**Challenge**. Output all the data exactly. Pictures do not belong in the copy.
>> BEGIN Materials provided
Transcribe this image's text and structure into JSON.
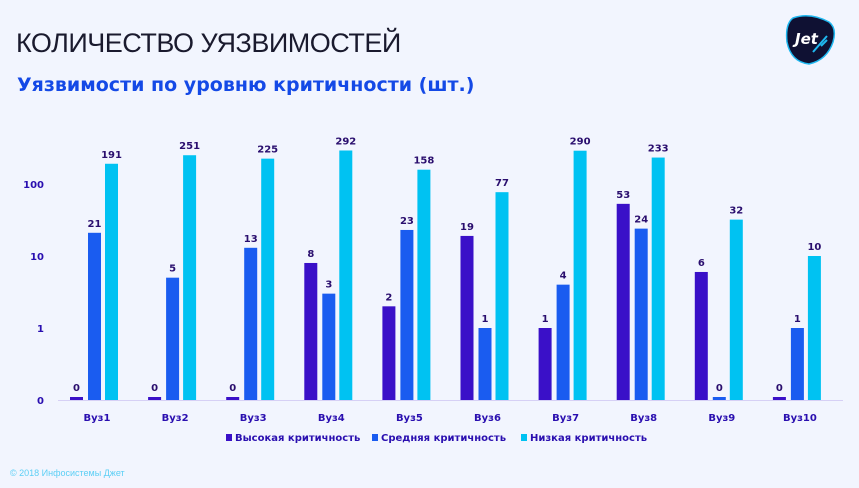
{
  "header": {
    "title": "КОЛИЧЕСТВО УЯЗВИМОСТЕЙ",
    "logo_text": "Jet"
  },
  "footer": {
    "copyright": "© 2018 Инфосистемы Джет"
  },
  "chart_data": {
    "type": "bar",
    "title": "Уязвимости по уровню критичности (шт.)",
    "xlabel": "",
    "ylabel": "",
    "yscale": "log",
    "yticks": [
      "0",
      "1",
      "10",
      "100"
    ],
    "categories": [
      "Вуз1",
      "Вуз2",
      "Вуз3",
      "Вуз4",
      "Вуз5",
      "Вуз6",
      "Вуз7",
      "Вуз8",
      "Вуз9",
      "Вуз10"
    ],
    "series": [
      {
        "name": "Высокая критичность",
        "color": "#3a10c8",
        "values": [
          0,
          0,
          0,
          8,
          2,
          19,
          1,
          53,
          6,
          0
        ]
      },
      {
        "name": "Средняя критичность",
        "color": "#1a5cf0",
        "values": [
          21,
          5,
          13,
          3,
          23,
          1,
          4,
          24,
          0,
          1
        ]
      },
      {
        "name": "Низкая критичность",
        "color": "#00c2f2",
        "values": [
          191,
          251,
          225,
          292,
          158,
          77,
          290,
          233,
          32,
          10
        ]
      }
    ],
    "legend_position": "bottom",
    "grid": false
  }
}
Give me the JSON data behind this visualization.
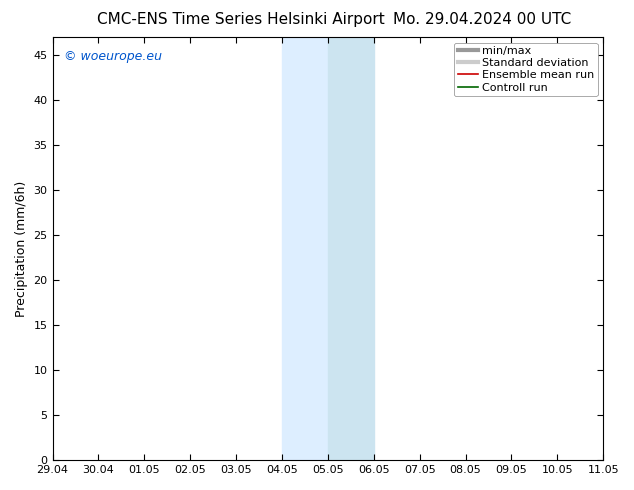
{
  "title_left": "CMC-ENS Time Series Helsinki Airport",
  "title_right": "Mo. 29.04.2024 00 UTC",
  "ylabel": "Precipitation (mm/6h)",
  "ylim": [
    0,
    47
  ],
  "yticks": [
    0,
    5,
    10,
    15,
    20,
    25,
    30,
    35,
    40,
    45
  ],
  "xtick_labels": [
    "29.04",
    "30.04",
    "01.05",
    "02.05",
    "03.05",
    "04.05",
    "05.05",
    "06.05",
    "07.05",
    "08.05",
    "09.05",
    "10.05",
    "11.05"
  ],
  "xtick_values": [
    0,
    1,
    2,
    3,
    4,
    5,
    6,
    7,
    8,
    9,
    10,
    11,
    12
  ],
  "shade_region_1_start": 5.0,
  "shade_region_1_end": 5.5,
  "shade_region_2_start": 5.5,
  "shade_region_2_end": 7.0,
  "shade_color_1": "#ddeeff",
  "shade_color_2": "#cce8f8",
  "watermark_text": "© woeurope.eu",
  "watermark_color": "#0055cc",
  "legend_labels": [
    "min/max",
    "Standard deviation",
    "Ensemble mean run",
    "Controll run"
  ],
  "legend_line_colors": [
    "#999999",
    "#cccccc",
    "#cc0000",
    "#006600"
  ],
  "background_color": "#ffffff",
  "plot_bg_color": "#ffffff",
  "title_fontsize": 11,
  "axis_label_fontsize": 9,
  "tick_fontsize": 8,
  "legend_fontsize": 8,
  "watermark_fontsize": 9
}
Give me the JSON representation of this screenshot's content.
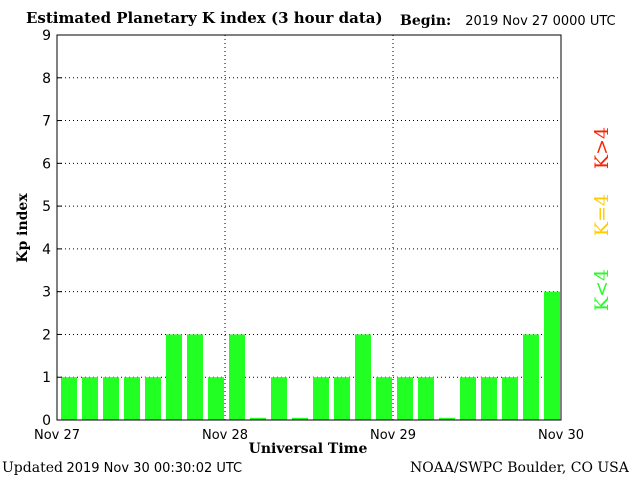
{
  "header": {
    "title": "Estimated Planetary K index (3 hour data)",
    "begin_label": "Begin:",
    "begin_value": "2019 Nov 27 0000 UTC"
  },
  "footer": {
    "updated_label": "Updated",
    "updated_value": "2019 Nov 30 00:30:02 UTC",
    "source": "NOAA/SWPC Boulder, CO USA"
  },
  "colors": {
    "k_below_4": "#22ff22",
    "k_equals_4": "#ffcc00",
    "k_above_4": "#ff2200"
  },
  "chart_data": {
    "type": "bar",
    "title": "Estimated Planetary K index (3 hour data)",
    "xlabel": "Universal Time",
    "ylabel": "Kp index",
    "ylim": [
      0,
      9
    ],
    "yticks": [
      "0",
      "1",
      "2",
      "3",
      "4",
      "5",
      "6",
      "7",
      "8",
      "9"
    ],
    "xticks": [
      "Nov 27",
      "Nov 28",
      "Nov 29",
      "Nov 30"
    ],
    "grid": true,
    "values": [
      1,
      1,
      1,
      1,
      1,
      2,
      2,
      1,
      2,
      0.05,
      1,
      0.05,
      1,
      1,
      2,
      1,
      1,
      1,
      0.05,
      1,
      1,
      1,
      2,
      3
    ],
    "legend": [
      {
        "label": "K<4",
        "color": "#22ff22"
      },
      {
        "label": "K=4",
        "color": "#ffcc00"
      },
      {
        "label": "K>4",
        "color": "#ff2200"
      }
    ]
  }
}
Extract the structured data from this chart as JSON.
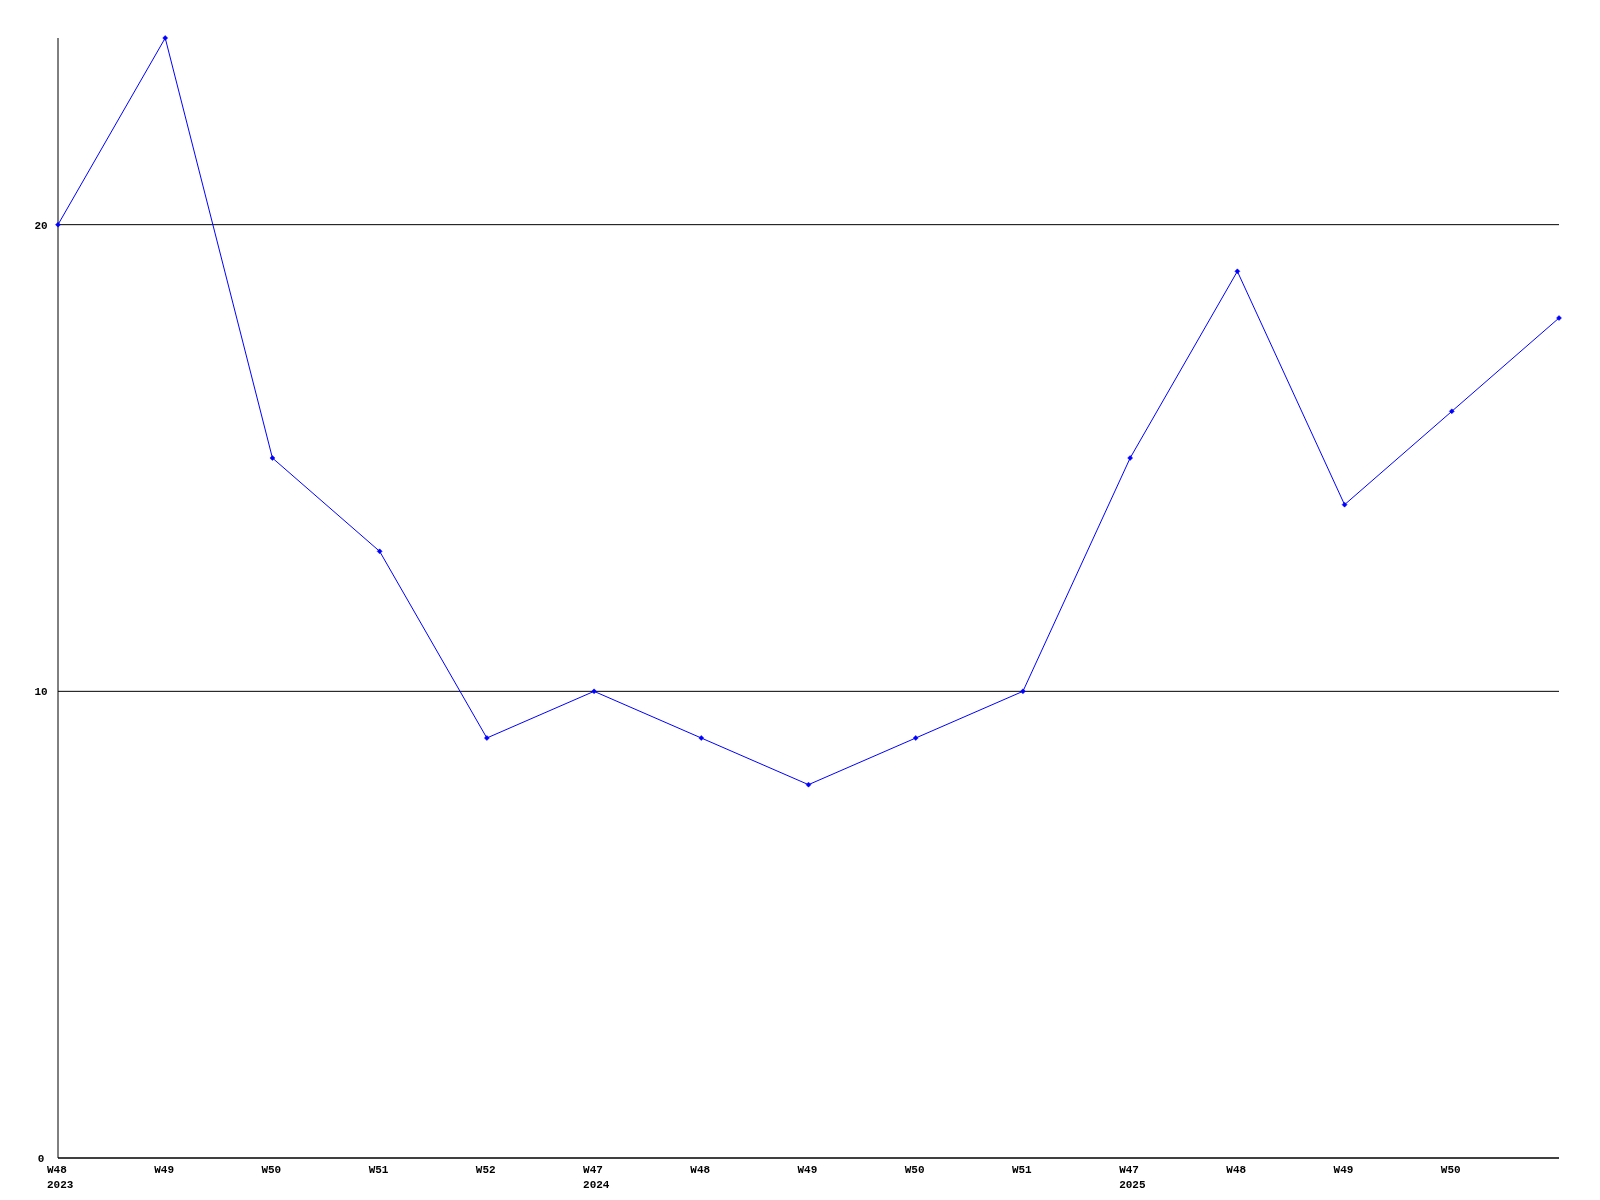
{
  "chart_data": {
    "type": "line",
    "categories": [
      "W48\n2023",
      "W49",
      "W50",
      "W51",
      "W52",
      "W47\n2024",
      "W48",
      "W49",
      "W50",
      "W51",
      "W47\n2025",
      "W48",
      "W49",
      "W50",
      null
    ],
    "series": [
      {
        "color": "#0000ff",
        "values": [
          20,
          24,
          15,
          13,
          9,
          10,
          9,
          8,
          9,
          10,
          15,
          19,
          14,
          16,
          18
        ]
      }
    ],
    "ylim": [
      0,
      24
    ],
    "yticks": [
      0,
      10,
      20
    ],
    "grid": "y",
    "marker": "diamond",
    "line_style": "solid"
  }
}
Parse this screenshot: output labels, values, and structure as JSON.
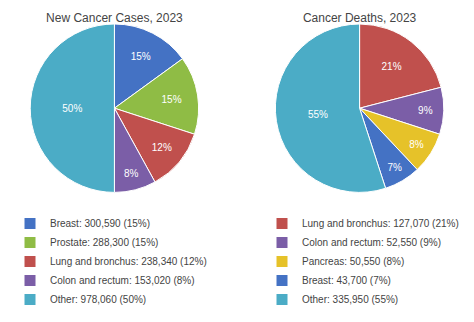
>> END Materials provided
**Answer to the task**.
Transcribe this image's text and structure into JSON.
{
  "header": {
    "title": "КОЛИЧЕСТВО УЯЗВИМОСТЕЙ",
    "logo_text": "Jet"
  },
  "footer": {
    "copyright": "© 2018 Инфосистемы Джет"
  },
  "chart_data": {
    "type": "bar",
    "title": "Уязвимости по уровню критичности (шт.)",
    "xlabel": "",
    "ylabel": "",
    "yscale": "log",
    "yticks": [
      "0",
      "1",
      "10",
      "100"
    ],
    "categories": [
      "Вуз1",
      "Вуз2",
      "Вуз3",
      "Вуз4",
      "Вуз5",
      "Вуз6",
      "Вуз7",
      "Вуз8",
      "Вуз9",
      "Вуз10"
    ],
    "series": [
      {
        "name": "Высокая критичность",
        "color": "#3a10c8",
        "values": [
          0,
          0,
          0,
          8,
          2,
          19,
          1,
          53,
          6,
          0
        ]
      },
      {
        "name": "Средняя критичность",
        "color": "#1a5cf0",
        "values": [
          21,
          5,
          13,
          3,
          23,
          1,
          4,
          24,
          0,
          1
        ]
      },
      {
        "name": "Низкая критичность",
        "color": "#00c2f2",
        "values": [
          191,
          251,
          225,
          292,
          158,
          77,
          290,
          233,
          32,
          10
        ]
      }
    ],
    "legend_position": "bottom",
    "grid": false
  }
}
Give me the JSON data behind this visualization.
{
  "title_left": "CMC-ENS Time Series Helsinki Airport",
  "title_right": "Mo. 29.04.2024 00 UTC",
  "ylabel": "Precipitation (mm/6h)",
  "ylim": [
    0,
    47
  ],
  "yticks": [
    0,
    5,
    10,
    15,
    20,
    25,
    30,
    35,
    40,
    45
  ],
  "xtick_labels": [
    "29.04",
    "30.04",
    "01.05",
    "02.05",
    "03.05",
    "04.05",
    "05.05",
    "06.05",
    "07.05",
    "08.05",
    "09.05",
    "10.05",
    "11.05"
  ],
  "xtick_values": [
    0,
    1,
    2,
    3,
    4,
    5,
    6,
    7,
    8,
    9,
    10,
    11,
    12
  ],
  "shade_region_1_start": 5.0,
  "shade_region_1_end": 5.5,
  "shade_region_2_start": 5.5,
  "shade_region_2_end": 7.0,
  "shade_color_1": "#ddeeff",
  "shade_color_2": "#cce8f8",
  "watermark_text": "© woeurope.eu",
  "watermark_color": "#0055cc",
  "legend_labels": [
    "min/max",
    "Standard deviation",
    "Ensemble mean run",
    "Controll run"
  ],
  "legend_line_colors": [
    "#999999",
    "#cccccc",
    "#cc0000",
    "#006600"
  ],
  "background_color": "#ffffff",
  "plot_bg_color": "#ffffff",
  "title_fontsize": 11,
  "axis_label_fontsize": 9,
  "tick_fontsize": 8,
  "legend_fontsize": 8,
  "watermark_fontsize": 9
}
Give me the JSON representation of this screenshot's content.
{
  "header": {
    "title": "Estimated Planetary K index (3 hour data)",
    "begin_label": "Begin:",
    "begin_value": "2019 Nov 27 0000 UTC"
  },
  "footer": {
    "updated_label": "Updated",
    "updated_value": "2019 Nov 30 00:30:02 UTC",
    "source": "NOAA/SWPC Boulder, CO USA"
  },
  "colors": {
    "k_below_4": "#22ff22",
    "k_equals_4": "#ffcc00",
    "k_above_4": "#ff2200"
  },
  "chart_data": {
    "type": "bar",
    "title": "Estimated Planetary K index (3 hour data)",
    "xlabel": "Universal Time",
    "ylabel": "Kp index",
    "ylim": [
      0,
      9
    ],
    "yticks": [
      "0",
      "1",
      "2",
      "3",
      "4",
      "5",
      "6",
      "7",
      "8",
      "9"
    ],
    "xticks": [
      "Nov 27",
      "Nov 28",
      "Nov 29",
      "Nov 30"
    ],
    "grid": true,
    "values": [
      1,
      1,
      1,
      1,
      1,
      2,
      2,
      1,
      2,
      0.05,
      1,
      0.05,
      1,
      1,
      2,
      1,
      1,
      1,
      0.05,
      1,
      1,
      1,
      2,
      3
    ],
    "legend": [
      {
        "label": "K<4",
        "color": "#22ff22"
      },
      {
        "label": "K=4",
        "color": "#ffcc00"
      },
      {
        "label": "K>4",
        "color": "#ff2200"
      }
    ]
  }
}
Extract the structured data from this chart as JSON.
{
  "chart_data": {
    "type": "line",
    "categories": [
      "W48\n2023",
      "W49",
      "W50",
      "W51",
      "W52",
      "W47\n2024",
      "W48",
      "W49",
      "W50",
      "W51",
      "W47\n2025",
      "W48",
      "W49",
      "W50",
      null
    ],
    "series": [
      {
        "color": "#0000ff",
        "values": [
          20,
          24,
          15,
          13,
          9,
          10,
          9,
          8,
          9,
          10,
          15,
          19,
          14,
          16,
          18
        ]
      }
    ],
    "ylim": [
      0,
      24
    ],
    "yticks": [
      0,
      10,
      20
    ],
    "grid": "y",
    "marker": "diamond",
    "line_style": "solid"
  }
}
Parse this screenshot: output labels, values, and structure as JSON.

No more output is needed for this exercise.